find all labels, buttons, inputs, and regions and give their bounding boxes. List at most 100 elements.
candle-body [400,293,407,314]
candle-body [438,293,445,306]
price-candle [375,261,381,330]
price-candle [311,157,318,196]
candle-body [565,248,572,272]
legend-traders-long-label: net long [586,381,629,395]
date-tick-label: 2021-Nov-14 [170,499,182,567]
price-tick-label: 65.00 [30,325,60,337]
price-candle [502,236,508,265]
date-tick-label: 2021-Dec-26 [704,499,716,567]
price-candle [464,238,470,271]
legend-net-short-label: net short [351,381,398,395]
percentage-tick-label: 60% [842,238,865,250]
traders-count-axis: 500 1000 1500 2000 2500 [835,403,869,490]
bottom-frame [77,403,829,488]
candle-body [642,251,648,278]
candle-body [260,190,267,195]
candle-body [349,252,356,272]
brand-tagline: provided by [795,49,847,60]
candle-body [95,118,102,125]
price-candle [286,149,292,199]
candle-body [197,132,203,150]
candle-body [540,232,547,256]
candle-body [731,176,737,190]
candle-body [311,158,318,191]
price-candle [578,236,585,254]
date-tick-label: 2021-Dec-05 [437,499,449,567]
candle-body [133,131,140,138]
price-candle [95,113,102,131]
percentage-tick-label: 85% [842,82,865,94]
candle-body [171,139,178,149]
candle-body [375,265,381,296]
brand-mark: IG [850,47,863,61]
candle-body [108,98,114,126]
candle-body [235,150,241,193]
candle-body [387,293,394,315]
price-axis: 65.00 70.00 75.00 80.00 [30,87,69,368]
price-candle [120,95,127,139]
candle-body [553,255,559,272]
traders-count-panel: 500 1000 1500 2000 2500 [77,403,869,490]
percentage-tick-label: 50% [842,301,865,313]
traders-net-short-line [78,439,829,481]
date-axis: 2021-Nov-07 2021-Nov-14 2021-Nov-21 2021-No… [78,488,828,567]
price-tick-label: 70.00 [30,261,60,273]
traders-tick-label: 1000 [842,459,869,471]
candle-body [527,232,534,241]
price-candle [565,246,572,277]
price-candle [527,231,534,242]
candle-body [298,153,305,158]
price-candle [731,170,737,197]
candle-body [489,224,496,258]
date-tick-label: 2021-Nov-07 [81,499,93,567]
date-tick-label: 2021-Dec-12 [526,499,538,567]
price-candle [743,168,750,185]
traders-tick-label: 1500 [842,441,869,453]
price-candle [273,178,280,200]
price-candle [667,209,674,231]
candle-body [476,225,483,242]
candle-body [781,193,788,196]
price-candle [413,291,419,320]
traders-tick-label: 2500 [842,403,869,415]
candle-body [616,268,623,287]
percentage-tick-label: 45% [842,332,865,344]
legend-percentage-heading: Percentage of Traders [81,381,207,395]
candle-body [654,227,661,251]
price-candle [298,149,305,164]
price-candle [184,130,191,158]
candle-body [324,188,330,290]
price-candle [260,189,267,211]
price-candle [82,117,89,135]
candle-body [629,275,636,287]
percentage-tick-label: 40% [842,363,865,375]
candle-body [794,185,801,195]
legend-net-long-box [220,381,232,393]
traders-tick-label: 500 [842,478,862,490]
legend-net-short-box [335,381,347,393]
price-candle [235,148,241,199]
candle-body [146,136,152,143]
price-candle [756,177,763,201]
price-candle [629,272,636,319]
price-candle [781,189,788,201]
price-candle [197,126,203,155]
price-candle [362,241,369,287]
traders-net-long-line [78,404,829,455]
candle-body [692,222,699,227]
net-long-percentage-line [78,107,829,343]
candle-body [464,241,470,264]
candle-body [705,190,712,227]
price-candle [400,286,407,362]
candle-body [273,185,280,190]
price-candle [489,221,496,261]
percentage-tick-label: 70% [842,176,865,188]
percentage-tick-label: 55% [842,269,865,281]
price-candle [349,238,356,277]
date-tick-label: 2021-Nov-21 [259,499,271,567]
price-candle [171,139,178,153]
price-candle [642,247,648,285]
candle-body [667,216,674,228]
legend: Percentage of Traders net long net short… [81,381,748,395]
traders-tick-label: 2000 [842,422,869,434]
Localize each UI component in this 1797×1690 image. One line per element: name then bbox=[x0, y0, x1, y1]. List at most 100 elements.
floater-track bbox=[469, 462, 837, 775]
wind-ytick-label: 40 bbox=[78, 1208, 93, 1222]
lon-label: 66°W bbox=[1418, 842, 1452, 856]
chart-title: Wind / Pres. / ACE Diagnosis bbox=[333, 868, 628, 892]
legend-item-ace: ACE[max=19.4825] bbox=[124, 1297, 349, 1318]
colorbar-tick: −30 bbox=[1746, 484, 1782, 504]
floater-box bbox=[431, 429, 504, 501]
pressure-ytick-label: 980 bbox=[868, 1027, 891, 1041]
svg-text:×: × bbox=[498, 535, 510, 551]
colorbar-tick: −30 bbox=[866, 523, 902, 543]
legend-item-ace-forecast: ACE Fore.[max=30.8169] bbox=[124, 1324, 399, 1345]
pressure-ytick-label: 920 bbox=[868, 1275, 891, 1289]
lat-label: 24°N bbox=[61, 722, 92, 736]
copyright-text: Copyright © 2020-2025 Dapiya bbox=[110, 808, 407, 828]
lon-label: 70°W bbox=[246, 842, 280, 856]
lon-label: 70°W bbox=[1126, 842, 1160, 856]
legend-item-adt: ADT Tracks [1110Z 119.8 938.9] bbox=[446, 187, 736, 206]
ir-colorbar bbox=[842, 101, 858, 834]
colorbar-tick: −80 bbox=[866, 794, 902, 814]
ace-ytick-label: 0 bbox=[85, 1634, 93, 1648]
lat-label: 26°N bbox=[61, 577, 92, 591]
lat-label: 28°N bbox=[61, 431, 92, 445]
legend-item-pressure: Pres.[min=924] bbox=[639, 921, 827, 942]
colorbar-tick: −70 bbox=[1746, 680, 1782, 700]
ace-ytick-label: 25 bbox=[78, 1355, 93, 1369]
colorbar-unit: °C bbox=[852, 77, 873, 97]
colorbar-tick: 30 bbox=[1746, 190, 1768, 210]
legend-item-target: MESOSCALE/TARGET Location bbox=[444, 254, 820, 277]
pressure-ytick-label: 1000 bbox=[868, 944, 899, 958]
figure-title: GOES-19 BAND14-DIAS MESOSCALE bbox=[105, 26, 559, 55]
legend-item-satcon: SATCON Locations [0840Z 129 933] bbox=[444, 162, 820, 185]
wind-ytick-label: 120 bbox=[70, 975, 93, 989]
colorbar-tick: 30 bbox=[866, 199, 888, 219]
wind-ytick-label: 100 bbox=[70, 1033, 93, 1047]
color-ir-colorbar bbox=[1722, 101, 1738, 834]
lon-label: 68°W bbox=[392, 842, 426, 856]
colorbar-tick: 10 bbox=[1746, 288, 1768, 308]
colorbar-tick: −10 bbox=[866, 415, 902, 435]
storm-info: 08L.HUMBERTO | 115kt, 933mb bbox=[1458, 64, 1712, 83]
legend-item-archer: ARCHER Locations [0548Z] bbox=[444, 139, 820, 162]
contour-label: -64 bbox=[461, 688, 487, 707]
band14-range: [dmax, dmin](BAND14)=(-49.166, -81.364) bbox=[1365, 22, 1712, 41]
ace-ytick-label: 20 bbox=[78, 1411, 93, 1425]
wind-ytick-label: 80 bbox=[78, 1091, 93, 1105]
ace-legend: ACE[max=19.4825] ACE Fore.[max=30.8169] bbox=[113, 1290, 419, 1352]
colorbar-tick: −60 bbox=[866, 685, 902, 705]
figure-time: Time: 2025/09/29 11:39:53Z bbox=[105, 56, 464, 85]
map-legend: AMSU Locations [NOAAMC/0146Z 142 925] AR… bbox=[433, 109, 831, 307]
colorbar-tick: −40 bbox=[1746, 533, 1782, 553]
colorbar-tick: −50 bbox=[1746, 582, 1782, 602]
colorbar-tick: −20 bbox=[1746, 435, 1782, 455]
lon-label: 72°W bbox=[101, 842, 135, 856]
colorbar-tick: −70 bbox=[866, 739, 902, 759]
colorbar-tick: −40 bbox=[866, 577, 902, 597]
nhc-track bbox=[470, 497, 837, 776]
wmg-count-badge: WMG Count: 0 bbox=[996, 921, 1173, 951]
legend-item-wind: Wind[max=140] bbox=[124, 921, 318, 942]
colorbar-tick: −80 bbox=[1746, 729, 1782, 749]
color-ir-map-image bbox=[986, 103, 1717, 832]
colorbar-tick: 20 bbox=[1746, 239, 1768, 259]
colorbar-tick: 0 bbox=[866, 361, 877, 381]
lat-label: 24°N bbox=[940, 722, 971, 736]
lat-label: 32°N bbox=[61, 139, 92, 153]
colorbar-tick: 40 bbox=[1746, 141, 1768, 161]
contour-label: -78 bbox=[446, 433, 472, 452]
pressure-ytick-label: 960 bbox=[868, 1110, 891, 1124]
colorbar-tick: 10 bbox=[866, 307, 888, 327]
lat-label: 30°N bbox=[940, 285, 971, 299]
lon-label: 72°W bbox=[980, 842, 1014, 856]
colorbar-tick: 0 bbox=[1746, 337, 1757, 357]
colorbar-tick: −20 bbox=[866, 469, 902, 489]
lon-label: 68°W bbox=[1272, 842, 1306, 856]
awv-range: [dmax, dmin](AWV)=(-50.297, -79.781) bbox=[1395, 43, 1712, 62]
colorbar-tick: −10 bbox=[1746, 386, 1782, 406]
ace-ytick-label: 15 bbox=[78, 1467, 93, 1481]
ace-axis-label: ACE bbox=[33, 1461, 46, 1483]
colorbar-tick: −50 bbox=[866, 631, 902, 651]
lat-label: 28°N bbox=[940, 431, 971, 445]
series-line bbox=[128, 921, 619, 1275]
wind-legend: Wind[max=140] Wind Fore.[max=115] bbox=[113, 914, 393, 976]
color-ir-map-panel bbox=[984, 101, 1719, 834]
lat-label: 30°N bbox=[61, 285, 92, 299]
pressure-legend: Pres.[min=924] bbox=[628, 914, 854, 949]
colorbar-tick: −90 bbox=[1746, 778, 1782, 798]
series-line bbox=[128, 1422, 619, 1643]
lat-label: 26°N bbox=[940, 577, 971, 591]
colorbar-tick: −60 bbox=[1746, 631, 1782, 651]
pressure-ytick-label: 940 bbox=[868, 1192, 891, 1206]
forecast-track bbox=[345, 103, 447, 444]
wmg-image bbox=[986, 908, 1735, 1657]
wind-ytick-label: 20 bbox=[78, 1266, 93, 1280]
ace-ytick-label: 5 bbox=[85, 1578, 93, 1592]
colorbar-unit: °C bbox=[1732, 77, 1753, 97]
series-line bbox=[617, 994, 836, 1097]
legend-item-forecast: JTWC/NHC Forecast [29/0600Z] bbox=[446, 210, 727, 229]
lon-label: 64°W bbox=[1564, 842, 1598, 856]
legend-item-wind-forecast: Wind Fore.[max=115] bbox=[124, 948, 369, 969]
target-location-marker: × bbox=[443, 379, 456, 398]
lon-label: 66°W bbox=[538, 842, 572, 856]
• • • • •
■ INSTRUCTION
Reproduce the lines from the start of the records through the line that contains "legend-traders-long-label: net long".

■ RESULT FOR THIS EXERCISE
find all labels, buttons, inputs, and regions and give their bounding boxes. List at most 100 elements.
candle-body [400,293,407,314]
candle-body [438,293,445,306]
price-candle [375,261,381,330]
price-candle [311,157,318,196]
candle-body [565,248,572,272]
legend-traders-long-label: net long [586,381,629,395]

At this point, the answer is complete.